■ **Task to carry out**:
Within the data below, state how many lines contain the string "date". Provide the number only.

[start Dataset content]

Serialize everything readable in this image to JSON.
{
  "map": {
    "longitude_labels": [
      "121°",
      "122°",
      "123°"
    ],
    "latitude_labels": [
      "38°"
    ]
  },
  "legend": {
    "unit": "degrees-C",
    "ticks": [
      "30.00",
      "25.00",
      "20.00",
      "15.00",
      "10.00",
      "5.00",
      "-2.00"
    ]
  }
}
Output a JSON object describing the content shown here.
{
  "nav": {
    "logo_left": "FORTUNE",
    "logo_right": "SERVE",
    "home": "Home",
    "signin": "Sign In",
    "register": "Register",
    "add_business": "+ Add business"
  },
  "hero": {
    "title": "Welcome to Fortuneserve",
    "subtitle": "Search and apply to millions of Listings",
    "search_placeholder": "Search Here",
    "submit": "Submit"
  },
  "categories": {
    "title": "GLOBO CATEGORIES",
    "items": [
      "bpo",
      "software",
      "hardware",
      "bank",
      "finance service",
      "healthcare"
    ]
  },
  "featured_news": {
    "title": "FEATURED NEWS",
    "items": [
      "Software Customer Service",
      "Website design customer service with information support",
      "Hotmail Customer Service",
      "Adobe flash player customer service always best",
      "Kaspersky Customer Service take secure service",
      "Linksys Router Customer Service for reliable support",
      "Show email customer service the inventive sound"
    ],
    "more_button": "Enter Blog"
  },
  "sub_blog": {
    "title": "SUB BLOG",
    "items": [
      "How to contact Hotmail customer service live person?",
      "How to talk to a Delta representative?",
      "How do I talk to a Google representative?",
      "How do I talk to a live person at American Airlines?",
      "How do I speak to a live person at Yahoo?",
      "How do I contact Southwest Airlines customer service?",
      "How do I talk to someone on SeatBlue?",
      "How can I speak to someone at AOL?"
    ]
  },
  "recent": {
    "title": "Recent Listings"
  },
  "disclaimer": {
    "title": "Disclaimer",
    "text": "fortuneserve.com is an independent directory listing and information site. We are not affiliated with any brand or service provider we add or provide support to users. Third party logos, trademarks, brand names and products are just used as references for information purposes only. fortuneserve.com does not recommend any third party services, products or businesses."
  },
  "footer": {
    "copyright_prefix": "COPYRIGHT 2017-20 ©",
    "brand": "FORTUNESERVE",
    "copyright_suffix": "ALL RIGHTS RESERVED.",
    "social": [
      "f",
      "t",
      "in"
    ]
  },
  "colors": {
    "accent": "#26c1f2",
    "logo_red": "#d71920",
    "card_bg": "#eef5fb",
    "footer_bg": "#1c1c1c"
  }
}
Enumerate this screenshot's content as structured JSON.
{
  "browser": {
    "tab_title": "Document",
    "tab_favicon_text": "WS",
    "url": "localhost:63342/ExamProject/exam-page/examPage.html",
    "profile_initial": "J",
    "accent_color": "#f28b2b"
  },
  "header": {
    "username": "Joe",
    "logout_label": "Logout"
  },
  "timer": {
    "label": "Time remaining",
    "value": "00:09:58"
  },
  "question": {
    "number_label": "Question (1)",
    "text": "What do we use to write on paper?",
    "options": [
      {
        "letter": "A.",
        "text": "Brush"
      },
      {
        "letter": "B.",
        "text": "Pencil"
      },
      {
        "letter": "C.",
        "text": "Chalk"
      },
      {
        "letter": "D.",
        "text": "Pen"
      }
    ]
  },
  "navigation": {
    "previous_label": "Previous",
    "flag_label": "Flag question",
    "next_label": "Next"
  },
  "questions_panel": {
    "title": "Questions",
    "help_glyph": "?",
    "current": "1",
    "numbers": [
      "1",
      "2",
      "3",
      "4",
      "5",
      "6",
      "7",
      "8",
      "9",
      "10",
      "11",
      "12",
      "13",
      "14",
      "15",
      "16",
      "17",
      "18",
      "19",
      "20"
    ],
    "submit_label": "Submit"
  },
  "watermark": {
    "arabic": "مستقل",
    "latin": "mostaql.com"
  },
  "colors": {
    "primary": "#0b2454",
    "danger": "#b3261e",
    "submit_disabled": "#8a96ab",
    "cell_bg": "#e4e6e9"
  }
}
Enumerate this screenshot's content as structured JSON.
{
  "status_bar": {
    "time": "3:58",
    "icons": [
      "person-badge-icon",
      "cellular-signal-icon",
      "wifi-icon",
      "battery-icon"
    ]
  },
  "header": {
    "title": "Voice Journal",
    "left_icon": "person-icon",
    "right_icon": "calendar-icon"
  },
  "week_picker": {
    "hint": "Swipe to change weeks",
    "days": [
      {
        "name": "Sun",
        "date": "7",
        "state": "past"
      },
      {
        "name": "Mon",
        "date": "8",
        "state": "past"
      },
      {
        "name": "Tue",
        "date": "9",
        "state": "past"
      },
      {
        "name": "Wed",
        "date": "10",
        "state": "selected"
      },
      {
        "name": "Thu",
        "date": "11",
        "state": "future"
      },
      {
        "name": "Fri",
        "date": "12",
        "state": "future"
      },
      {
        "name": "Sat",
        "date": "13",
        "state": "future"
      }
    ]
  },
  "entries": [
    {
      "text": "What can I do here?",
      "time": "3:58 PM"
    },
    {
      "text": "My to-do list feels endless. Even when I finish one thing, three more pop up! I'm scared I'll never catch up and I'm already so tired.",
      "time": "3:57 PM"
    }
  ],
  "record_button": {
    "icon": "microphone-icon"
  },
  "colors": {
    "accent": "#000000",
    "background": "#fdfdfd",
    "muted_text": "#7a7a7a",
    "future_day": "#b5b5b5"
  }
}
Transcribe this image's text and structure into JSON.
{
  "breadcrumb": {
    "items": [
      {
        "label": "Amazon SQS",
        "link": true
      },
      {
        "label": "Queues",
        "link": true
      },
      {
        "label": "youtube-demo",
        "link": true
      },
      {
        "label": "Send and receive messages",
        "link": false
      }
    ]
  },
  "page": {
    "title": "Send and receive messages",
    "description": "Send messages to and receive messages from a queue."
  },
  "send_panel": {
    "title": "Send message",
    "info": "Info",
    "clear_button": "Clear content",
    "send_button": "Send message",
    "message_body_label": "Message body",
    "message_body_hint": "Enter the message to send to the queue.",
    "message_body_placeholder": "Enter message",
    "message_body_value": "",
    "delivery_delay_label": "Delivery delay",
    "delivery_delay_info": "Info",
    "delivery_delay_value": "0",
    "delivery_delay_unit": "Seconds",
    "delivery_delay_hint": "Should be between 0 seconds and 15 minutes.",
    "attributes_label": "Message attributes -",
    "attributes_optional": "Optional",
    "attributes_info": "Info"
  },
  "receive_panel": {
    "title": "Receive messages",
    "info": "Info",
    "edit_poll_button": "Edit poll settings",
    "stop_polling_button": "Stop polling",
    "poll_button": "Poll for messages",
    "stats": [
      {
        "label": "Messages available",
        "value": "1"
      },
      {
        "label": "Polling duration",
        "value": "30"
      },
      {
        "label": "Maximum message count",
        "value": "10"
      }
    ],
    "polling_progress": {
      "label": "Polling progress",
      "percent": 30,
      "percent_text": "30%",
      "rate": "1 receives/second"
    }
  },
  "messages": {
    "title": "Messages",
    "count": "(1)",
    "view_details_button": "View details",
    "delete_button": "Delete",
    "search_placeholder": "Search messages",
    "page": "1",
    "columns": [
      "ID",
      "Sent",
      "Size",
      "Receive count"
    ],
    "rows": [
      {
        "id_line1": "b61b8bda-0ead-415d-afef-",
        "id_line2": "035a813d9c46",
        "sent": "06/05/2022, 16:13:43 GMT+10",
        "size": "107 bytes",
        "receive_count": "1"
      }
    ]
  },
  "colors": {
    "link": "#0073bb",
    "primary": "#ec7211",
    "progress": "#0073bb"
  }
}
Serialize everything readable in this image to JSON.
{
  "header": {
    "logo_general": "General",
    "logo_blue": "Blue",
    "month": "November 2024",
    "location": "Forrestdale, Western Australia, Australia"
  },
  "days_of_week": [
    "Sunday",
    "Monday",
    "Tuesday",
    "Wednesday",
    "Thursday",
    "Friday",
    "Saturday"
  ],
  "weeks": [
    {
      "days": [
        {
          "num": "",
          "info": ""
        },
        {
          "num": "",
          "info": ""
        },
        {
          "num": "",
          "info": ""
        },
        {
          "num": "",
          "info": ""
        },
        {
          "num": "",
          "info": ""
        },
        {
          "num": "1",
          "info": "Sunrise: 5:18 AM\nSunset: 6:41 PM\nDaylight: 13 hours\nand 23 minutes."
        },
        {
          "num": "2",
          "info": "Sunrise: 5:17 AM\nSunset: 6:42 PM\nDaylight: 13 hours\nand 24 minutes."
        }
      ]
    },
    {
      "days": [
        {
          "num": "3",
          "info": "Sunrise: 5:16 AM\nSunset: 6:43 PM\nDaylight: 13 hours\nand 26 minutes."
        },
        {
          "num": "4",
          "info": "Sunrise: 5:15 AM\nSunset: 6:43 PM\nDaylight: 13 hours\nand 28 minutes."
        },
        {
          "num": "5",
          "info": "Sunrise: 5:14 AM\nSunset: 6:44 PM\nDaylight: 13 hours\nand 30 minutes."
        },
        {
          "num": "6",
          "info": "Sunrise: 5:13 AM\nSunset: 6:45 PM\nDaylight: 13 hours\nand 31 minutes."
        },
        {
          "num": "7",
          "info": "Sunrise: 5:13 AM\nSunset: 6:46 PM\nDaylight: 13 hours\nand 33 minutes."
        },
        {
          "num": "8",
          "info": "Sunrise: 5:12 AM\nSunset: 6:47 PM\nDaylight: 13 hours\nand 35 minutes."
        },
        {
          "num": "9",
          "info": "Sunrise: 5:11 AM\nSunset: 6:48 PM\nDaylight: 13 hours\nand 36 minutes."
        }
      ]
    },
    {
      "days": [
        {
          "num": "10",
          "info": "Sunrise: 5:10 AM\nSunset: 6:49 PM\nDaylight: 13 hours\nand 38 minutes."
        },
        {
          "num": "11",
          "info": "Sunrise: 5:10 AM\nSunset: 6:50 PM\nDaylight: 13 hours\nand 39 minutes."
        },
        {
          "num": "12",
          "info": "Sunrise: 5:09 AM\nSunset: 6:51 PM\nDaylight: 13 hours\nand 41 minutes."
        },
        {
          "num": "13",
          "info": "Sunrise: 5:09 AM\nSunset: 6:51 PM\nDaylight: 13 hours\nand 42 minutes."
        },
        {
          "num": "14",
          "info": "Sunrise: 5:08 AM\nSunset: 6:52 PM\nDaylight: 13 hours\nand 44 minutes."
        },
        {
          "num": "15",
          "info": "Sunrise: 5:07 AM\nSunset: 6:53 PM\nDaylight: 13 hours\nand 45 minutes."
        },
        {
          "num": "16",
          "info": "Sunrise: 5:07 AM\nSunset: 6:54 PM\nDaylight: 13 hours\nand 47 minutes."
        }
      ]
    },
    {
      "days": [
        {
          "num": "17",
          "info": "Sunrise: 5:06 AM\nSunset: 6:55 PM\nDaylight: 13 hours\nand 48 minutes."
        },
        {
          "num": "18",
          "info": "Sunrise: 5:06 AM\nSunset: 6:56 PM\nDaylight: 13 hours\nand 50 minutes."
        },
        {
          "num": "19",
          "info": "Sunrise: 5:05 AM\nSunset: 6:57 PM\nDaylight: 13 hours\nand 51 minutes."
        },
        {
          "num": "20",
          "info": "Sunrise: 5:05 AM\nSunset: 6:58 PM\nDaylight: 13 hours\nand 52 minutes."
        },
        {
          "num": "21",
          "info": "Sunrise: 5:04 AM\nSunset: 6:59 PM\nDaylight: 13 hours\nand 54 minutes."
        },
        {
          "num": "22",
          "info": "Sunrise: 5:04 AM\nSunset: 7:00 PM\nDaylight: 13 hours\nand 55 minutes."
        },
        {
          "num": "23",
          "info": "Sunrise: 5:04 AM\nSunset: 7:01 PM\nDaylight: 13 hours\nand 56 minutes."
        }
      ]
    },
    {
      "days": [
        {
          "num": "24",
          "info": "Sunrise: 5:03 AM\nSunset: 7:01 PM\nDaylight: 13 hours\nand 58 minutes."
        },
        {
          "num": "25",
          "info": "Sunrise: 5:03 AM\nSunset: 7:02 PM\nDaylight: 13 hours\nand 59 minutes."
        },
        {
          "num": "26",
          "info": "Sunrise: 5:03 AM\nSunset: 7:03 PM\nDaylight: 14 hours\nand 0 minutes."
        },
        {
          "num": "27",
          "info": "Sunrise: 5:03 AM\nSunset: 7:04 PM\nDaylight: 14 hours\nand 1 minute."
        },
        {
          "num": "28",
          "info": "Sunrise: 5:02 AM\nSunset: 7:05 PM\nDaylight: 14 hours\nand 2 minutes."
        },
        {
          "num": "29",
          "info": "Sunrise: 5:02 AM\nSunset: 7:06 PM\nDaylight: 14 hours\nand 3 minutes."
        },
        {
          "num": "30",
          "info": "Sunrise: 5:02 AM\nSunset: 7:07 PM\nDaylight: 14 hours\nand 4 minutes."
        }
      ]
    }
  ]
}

[end Dataset content]

■ **Problem solution**:
7